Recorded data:
────────────────

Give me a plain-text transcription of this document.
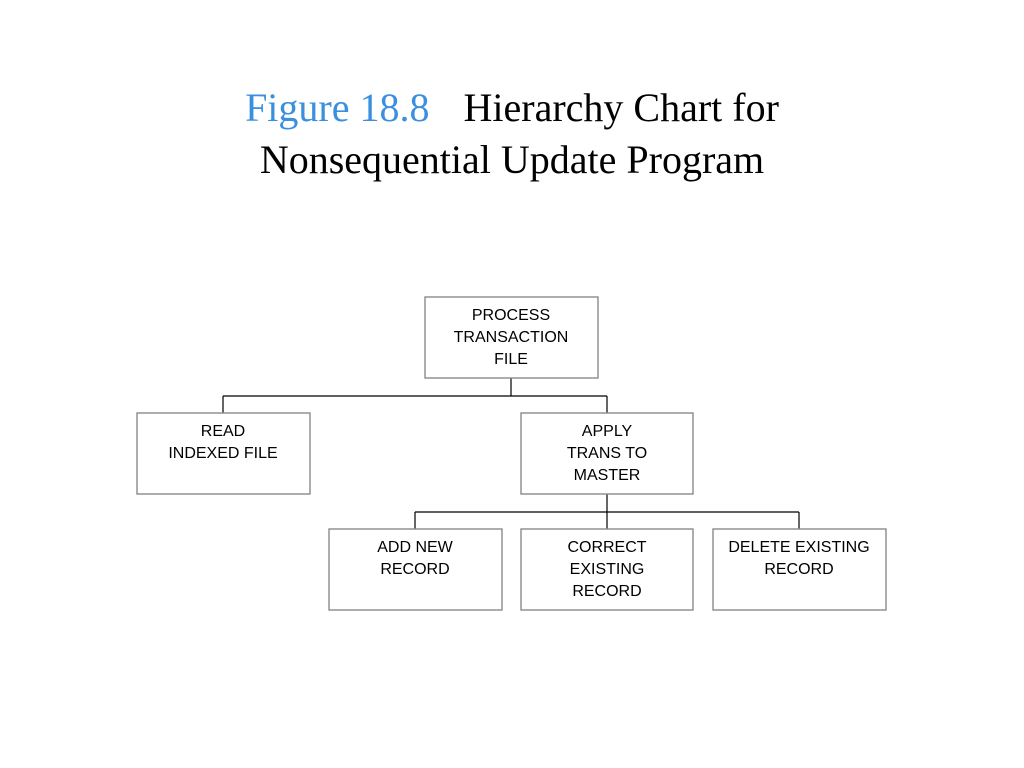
Figure 18.8 Hierarchy Chart for
Nonsequential Update Program
PROCESS
TRANSACTION
FILE
READ
INDEXED FILE
APPLY
TRANS TO
MASTER
ADD NEW
RECORD
CORRECT
EXISTING
RECORD
DELETE EXISTING
RECORD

────────────────

-- GIVEN TASK --
Copy every record character for character. Skip the pictures.

-- CORRECT RESULT --
Give me a plain-text transcription of this document.
Figure 18.8 Hierarchy Chart for
Nonsequential Update Program
PROCESS
TRANSACTION
FILE
READ
INDEXED FILE
APPLY
TRANS TO
MASTER
ADD NEW
RECORD
CORRECT
EXISTING
RECORD
DELETE EXISTING
RECORD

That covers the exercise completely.